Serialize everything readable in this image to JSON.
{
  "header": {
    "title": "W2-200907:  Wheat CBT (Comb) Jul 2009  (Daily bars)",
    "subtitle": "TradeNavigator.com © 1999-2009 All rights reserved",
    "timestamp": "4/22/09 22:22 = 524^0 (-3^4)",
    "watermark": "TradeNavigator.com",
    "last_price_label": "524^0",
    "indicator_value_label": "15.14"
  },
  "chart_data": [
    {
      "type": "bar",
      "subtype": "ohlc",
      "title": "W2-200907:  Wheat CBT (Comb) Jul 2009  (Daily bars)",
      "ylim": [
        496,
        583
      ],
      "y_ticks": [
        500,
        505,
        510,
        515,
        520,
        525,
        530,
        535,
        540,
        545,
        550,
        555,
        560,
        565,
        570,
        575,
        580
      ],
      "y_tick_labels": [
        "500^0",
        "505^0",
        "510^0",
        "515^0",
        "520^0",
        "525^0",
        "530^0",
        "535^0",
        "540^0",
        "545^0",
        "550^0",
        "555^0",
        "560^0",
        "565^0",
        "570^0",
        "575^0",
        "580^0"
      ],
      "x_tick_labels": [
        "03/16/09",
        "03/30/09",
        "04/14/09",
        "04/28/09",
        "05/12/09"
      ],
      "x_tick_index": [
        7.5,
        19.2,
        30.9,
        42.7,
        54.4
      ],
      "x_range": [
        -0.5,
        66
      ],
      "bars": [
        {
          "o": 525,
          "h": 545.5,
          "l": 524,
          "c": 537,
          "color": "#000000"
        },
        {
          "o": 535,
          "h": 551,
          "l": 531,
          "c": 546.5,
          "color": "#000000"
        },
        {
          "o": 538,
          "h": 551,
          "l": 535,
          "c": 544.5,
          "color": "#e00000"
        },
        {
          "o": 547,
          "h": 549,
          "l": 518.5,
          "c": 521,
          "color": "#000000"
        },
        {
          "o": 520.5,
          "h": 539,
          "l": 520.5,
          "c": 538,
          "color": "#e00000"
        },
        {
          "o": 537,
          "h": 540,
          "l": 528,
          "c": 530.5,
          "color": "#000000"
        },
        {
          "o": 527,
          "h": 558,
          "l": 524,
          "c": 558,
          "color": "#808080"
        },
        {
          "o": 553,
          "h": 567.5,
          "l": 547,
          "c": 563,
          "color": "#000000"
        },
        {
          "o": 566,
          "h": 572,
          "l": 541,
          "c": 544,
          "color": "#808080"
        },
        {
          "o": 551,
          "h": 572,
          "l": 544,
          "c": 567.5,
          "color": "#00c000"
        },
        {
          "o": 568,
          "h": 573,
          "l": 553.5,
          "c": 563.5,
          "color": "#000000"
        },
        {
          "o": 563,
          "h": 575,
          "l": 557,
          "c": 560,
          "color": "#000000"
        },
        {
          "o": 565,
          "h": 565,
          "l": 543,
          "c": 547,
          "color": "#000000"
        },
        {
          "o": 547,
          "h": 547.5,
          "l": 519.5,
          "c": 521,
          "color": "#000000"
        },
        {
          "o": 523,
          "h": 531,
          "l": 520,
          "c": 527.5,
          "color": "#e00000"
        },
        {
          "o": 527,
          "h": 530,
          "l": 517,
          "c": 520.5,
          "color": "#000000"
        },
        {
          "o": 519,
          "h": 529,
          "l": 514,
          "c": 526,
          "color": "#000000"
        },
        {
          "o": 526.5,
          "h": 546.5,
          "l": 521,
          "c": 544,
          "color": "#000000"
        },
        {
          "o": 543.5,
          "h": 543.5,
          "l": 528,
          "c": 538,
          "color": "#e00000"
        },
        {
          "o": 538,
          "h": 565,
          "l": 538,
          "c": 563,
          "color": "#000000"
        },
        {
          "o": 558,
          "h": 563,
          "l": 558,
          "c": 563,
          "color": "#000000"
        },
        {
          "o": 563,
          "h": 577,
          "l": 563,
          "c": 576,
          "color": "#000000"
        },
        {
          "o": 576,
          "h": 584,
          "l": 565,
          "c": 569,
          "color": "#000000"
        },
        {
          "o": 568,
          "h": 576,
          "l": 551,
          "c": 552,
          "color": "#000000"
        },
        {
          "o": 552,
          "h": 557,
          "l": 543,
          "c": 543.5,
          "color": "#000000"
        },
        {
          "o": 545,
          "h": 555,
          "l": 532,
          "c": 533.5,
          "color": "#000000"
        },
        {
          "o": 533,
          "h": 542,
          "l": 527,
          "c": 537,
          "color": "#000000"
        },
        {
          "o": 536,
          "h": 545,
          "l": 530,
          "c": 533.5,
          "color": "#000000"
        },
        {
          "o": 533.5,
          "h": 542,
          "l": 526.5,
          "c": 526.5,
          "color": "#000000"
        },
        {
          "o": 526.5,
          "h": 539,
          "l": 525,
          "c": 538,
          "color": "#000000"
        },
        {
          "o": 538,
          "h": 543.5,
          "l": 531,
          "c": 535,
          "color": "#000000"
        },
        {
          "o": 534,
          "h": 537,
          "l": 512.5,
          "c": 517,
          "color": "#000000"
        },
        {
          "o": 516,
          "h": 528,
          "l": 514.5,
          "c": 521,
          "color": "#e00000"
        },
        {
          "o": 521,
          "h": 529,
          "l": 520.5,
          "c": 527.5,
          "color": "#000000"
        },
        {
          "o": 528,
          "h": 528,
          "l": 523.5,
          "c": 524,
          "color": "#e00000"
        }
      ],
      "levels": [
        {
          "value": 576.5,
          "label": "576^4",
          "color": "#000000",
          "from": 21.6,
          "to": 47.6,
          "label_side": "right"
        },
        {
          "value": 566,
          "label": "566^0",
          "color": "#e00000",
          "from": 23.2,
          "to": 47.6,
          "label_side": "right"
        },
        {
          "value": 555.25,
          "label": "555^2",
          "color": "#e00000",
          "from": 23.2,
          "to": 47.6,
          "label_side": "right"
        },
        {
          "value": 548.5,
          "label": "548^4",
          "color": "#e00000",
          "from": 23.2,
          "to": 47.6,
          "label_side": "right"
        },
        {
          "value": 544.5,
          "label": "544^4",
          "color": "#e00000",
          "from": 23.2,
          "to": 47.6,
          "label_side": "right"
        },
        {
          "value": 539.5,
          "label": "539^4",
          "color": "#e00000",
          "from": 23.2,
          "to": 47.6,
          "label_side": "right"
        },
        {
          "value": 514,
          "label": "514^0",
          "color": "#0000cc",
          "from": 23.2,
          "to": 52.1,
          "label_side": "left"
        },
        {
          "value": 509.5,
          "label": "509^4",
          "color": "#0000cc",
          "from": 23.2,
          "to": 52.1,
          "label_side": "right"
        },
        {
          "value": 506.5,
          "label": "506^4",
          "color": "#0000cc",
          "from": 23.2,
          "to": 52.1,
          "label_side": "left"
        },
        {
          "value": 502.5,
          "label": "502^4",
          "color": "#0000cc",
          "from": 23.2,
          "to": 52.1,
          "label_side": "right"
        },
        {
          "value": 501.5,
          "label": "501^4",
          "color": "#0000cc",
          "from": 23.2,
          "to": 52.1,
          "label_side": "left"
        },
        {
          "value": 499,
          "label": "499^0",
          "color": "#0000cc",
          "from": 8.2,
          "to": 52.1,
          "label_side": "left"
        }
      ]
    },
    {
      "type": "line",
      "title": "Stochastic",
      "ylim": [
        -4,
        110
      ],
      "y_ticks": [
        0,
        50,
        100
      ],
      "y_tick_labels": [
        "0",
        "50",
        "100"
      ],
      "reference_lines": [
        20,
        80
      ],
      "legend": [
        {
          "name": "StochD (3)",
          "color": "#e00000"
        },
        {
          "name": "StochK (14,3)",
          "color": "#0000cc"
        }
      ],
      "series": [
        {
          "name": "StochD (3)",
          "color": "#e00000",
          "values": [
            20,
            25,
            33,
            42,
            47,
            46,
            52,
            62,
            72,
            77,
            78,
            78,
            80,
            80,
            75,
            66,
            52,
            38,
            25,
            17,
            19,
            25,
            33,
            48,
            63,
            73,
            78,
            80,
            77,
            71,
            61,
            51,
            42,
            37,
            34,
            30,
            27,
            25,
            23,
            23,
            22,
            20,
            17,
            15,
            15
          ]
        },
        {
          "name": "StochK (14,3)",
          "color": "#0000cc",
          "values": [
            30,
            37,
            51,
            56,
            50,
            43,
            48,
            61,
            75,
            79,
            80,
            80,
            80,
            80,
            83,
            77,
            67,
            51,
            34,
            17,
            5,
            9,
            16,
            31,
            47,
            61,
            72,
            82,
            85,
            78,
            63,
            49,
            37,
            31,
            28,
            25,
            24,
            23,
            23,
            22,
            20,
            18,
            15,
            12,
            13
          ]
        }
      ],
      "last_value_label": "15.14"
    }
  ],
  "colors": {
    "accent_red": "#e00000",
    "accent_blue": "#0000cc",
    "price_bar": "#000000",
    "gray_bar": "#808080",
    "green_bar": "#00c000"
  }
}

- - -

## Goal
Gather all lines of the records that include the word "TradeNavigator".

## Solution to the exercise
    "subtitle": "TradeNavigator.com © 1999-2009 All rights reserved",
    "watermark": "TradeNavigator.com",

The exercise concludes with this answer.